Select, from the data, each line where "Illustrator" occurs.
═════ Data supplied ═════
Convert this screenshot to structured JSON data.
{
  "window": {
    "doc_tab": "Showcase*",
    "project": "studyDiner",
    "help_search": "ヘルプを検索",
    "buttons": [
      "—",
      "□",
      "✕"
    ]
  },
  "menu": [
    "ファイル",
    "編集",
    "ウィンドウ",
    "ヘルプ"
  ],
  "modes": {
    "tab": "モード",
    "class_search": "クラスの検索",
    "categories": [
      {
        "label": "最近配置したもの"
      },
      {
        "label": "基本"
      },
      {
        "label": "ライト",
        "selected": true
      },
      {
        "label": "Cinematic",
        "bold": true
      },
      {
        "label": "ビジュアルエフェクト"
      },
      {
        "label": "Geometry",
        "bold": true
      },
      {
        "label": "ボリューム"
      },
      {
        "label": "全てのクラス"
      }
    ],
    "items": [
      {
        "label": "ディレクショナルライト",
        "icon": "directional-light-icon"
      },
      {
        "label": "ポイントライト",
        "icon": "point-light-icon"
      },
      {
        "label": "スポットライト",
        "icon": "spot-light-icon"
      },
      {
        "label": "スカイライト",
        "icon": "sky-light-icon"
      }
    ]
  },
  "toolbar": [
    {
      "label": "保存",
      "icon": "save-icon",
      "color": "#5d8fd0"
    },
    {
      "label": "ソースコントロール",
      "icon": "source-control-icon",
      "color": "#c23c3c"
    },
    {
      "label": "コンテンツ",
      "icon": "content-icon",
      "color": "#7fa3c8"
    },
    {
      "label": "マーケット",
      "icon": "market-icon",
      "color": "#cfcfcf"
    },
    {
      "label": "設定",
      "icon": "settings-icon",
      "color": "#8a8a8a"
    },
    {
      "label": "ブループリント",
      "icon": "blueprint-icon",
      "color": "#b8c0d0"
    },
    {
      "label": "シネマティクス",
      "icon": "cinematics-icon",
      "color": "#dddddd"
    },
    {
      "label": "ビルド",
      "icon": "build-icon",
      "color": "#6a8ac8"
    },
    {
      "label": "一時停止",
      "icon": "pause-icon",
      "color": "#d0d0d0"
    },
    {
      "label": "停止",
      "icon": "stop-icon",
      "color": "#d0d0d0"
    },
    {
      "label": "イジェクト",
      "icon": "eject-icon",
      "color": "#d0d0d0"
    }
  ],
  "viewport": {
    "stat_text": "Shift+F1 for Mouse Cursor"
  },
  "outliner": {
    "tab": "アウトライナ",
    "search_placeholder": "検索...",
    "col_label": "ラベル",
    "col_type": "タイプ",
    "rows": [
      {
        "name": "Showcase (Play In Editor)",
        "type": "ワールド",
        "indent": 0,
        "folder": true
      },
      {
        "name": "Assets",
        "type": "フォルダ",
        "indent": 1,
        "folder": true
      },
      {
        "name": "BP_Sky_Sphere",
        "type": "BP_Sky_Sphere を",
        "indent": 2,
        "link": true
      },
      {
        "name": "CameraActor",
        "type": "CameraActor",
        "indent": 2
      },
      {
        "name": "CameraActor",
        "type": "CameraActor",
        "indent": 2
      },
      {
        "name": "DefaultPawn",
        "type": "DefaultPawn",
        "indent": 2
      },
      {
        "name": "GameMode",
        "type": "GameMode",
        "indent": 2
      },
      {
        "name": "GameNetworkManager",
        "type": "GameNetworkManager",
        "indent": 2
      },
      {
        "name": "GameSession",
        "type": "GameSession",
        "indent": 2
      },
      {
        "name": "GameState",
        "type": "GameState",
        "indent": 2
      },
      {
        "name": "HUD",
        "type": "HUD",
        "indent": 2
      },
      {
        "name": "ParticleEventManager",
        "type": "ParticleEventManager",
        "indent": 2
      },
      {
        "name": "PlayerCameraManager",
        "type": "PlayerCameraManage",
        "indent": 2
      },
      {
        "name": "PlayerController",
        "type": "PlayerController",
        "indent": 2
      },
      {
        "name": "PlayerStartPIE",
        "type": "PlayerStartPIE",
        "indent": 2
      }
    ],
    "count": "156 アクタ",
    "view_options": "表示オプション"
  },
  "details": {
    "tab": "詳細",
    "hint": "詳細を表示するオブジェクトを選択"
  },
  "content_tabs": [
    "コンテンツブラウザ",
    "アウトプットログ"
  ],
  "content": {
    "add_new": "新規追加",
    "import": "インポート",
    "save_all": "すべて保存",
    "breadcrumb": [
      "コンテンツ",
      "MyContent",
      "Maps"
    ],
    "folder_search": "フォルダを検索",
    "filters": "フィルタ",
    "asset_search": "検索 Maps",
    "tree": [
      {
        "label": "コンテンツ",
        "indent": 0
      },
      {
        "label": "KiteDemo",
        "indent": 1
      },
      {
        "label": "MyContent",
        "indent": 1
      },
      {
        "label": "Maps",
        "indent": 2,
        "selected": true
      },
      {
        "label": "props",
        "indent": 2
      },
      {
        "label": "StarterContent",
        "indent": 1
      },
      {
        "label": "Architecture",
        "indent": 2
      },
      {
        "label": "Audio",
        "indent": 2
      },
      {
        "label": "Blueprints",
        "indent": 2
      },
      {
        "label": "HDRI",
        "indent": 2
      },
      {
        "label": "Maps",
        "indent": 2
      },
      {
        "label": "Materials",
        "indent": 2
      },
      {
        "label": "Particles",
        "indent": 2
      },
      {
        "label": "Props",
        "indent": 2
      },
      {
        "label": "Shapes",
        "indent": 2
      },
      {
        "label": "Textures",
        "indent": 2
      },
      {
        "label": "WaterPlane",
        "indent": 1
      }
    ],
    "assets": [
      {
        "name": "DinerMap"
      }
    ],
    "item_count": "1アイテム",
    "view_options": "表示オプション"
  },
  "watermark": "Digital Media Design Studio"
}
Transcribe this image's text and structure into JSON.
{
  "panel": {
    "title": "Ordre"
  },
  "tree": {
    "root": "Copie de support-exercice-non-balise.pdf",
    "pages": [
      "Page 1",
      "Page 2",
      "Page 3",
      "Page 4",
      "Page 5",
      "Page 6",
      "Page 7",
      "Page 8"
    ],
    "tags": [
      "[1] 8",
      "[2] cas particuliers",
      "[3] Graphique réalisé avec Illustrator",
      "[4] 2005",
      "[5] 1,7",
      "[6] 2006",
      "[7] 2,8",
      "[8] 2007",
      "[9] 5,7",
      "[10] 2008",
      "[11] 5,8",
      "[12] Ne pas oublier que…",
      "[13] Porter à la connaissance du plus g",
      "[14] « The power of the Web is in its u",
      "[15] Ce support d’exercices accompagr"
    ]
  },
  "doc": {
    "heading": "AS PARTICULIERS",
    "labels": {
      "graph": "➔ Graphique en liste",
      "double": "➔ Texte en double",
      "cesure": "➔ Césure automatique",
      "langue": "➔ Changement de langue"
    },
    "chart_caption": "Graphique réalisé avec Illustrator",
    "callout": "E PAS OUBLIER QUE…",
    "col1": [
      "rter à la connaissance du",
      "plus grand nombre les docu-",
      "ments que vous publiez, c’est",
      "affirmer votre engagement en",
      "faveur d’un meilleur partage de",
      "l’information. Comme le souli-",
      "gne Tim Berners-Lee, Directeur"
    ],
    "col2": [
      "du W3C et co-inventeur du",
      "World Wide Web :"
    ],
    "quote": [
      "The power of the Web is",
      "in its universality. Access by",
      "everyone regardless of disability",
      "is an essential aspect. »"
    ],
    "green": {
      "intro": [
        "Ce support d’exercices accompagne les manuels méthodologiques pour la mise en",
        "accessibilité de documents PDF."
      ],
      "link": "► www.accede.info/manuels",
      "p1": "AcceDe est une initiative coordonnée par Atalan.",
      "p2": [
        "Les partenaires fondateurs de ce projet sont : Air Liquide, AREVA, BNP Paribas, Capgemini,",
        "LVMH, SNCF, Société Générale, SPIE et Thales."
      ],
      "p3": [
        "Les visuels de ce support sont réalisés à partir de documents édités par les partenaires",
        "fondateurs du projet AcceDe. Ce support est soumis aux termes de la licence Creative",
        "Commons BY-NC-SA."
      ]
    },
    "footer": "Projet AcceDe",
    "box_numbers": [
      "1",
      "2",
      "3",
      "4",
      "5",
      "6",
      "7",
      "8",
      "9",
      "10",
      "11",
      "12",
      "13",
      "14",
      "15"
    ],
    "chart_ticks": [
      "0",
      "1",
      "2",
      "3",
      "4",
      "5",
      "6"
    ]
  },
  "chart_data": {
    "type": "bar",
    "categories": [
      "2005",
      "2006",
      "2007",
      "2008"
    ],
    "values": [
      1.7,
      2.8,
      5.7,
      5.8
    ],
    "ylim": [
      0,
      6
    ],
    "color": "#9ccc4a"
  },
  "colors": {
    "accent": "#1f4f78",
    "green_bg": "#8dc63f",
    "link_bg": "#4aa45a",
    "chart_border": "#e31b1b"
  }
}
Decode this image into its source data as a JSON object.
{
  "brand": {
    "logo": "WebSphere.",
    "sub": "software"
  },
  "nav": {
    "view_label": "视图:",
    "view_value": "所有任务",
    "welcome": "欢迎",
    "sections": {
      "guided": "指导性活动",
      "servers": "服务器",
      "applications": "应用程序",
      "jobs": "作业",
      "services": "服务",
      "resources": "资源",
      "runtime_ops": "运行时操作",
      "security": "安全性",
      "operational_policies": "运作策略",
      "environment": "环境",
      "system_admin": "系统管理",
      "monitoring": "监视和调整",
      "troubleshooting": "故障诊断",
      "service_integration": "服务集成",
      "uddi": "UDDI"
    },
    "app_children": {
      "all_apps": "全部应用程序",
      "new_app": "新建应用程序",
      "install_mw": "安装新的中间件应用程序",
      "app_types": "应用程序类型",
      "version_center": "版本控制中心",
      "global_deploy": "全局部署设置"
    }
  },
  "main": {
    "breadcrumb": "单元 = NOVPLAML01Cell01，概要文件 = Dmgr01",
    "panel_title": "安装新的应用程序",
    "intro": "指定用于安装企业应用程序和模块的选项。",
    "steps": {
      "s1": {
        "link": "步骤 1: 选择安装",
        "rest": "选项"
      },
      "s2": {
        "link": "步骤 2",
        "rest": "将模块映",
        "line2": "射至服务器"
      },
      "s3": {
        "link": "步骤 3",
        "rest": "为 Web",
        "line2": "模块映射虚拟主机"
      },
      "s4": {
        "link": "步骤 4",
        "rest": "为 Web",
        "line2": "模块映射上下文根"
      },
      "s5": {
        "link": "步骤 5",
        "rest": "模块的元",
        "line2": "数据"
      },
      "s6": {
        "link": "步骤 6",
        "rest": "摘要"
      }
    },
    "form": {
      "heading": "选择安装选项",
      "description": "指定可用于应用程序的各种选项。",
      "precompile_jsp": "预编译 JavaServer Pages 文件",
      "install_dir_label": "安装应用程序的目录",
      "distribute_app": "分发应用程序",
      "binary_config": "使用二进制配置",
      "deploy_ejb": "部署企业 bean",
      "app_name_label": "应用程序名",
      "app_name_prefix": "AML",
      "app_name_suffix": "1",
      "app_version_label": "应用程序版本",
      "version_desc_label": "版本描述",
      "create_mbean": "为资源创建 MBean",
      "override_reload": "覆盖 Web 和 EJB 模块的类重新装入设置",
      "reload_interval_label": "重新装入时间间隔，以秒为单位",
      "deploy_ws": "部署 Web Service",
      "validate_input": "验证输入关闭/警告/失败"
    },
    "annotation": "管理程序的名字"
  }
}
═════
- **Task result**
      "[3] Graphique réalisé avec Illustrator",
    "chart_caption": "Graphique réalisé avec Illustrator",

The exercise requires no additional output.